# EXERCISE DESCRIPTION
Exactly repeat the material, dropping every picture from the copy.

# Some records
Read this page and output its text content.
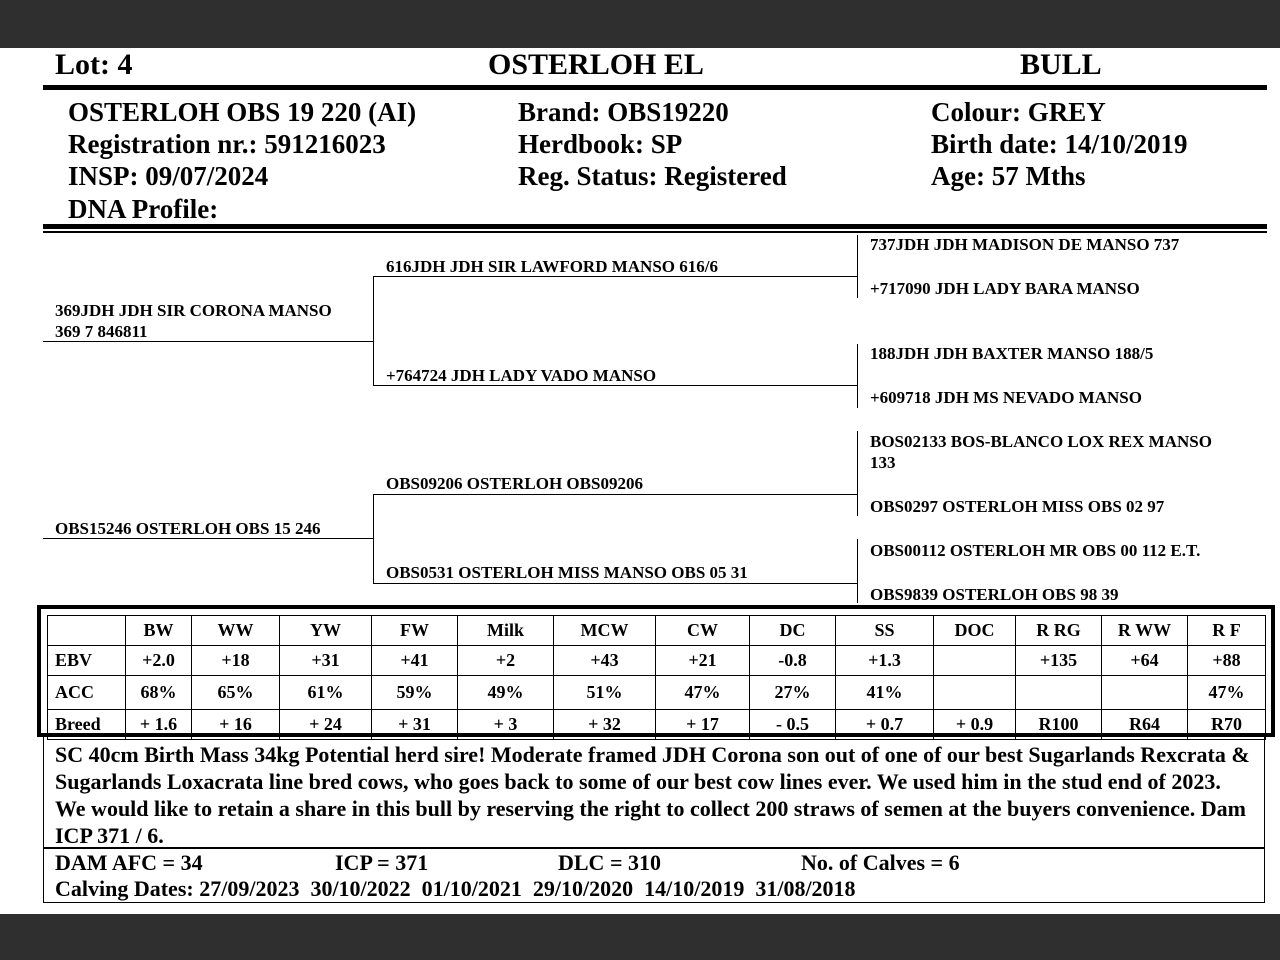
Lot: 4	OSTERLOH EL	BULL
OSTERLOH OBS 19 220 (AI)
Registration nr.: 591216023
INSP: 09/07/2024
DNA Profile:
Brand: OBS19220
Herdbook: SP
Reg. Status: Registered
Colour: GREY
Birth date: 14/10/2019
Age: 57 Mths
369JDH JDH SIR CORONA MANSO
369 7 846811
OBS15246 OSTERLOH OBS 15 246
616JDH JDH SIR LAWFORD MANSO 616/6
+764724 JDH LADY VADO MANSO
OBS09206 OSTERLOH OBS09206
OBS0531 OSTERLOH MISS MANSO OBS 05 31
737JDH JDH MADISON DE MANSO 737
+717090 JDH LADY BARA MANSO
188JDH JDH BAXTER MANSO 188/5
+609718 JDH MS NEVADO MANSO
BOS02133 BOS-BLANCO LOX REX MANSO
133
OBS0297 OSTERLOH MISS OBS 02 97
OBS00112 OSTERLOH MR OBS 00 112 E.T.
OBS9839 OSTERLOH OBS 98 39
	BW	WW	YW	FW	Milk	MCW	CW	DC	SS	DOC	R RG	R WW	R F
EBV	+2.0	+18	+31	+41	+2	+43	+21	-0.8	+1.3		+135	+64	+88
ACC	68%	65%	61%	59%	49%	51%	47%	27%	41%				47%
Breed	+ 1.6	+ 16	+ 24	+ 31	+ 3	+ 32	+ 17	- 0.5	+ 0.7	+ 0.9	R100	R64	R70
SC 40cm Birth Mass 34kg Potential herd sire! Moderate framed JDH Corona son out of one of our best Sugarlands Rexcrata & Sugarlands Loxacrata line bred cows, who goes back to some of our best cow lines ever. We used him in the stud end of 2023. We would like to retain a share in this bull by reserving the right to collect 200 straws of semen at the buyers convenience. Dam ICP 371 / 6.
DAM AFC = 34	ICP = 371	DLC = 310	No. of Calves = 6
Calving Dates: 27/09/2023  30/10/2022  01/10/2021  29/10/2020  14/10/2019  31/08/2018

# FULL OUTPUT
Read this page and output its text content.
Lot: 4	OSTERLOH EL	BULL
OSTERLOH OBS 19 220 (AI)
Registration nr.: 591216023
INSP: 09/07/2024
DNA Profile:
Brand: OBS19220
Herdbook: SP
Reg. Status: Registered
Colour: GREY
Birth date: 14/10/2019
Age: 57 Mths
369JDH JDH SIR CORONA MANSO
369 7 846811
OBS15246 OSTERLOH OBS 15 246
616JDH JDH SIR LAWFORD MANSO 616/6
+764724 JDH LADY VADO MANSO
OBS09206 OSTERLOH OBS09206
OBS0531 OSTERLOH MISS MANSO OBS 05 31
737JDH JDH MADISON DE MANSO 737
+717090 JDH LADY BARA MANSO
188JDH JDH BAXTER MANSO 188/5
+609718 JDH MS NEVADO MANSO
BOS02133 BOS-BLANCO LOX REX MANSO
133
OBS0297 OSTERLOH MISS OBS 02 97
OBS00112 OSTERLOH MR OBS 00 112 E.T.
OBS9839 OSTERLOH OBS 98 39
	BW	WW	YW	FW	Milk	MCW	CW	DC	SS	DOC	R RG	R WW	R F
EBV	+2.0	+18	+31	+41	+2	+43	+21	-0.8	+1.3		+135	+64	+88
ACC	68%	65%	61%	59%	49%	51%	47%	27%	41%				47%
Breed	+ 1.6	+ 16	+ 24	+ 31	+ 3	+ 32	+ 17	- 0.5	+ 0.7	+ 0.9	R100	R64	R70
SC 40cm Birth Mass 34kg Potential herd sire! Moderate framed JDH Corona son out of one of our best Sugarlands Rexcrata & Sugarlands Loxacrata line bred cows, who goes back to some of our best cow lines ever. We used him in the stud end of 2023. We would like to retain a share in this bull by reserving the right to collect 200 straws of semen at the buyers convenience. Dam ICP 371 / 6.
DAM AFC = 34	ICP = 371	DLC = 310	No. of Calves = 6
Calving Dates: 27/09/2023  30/10/2022  01/10/2021  29/10/2020  14/10/2019  31/08/2018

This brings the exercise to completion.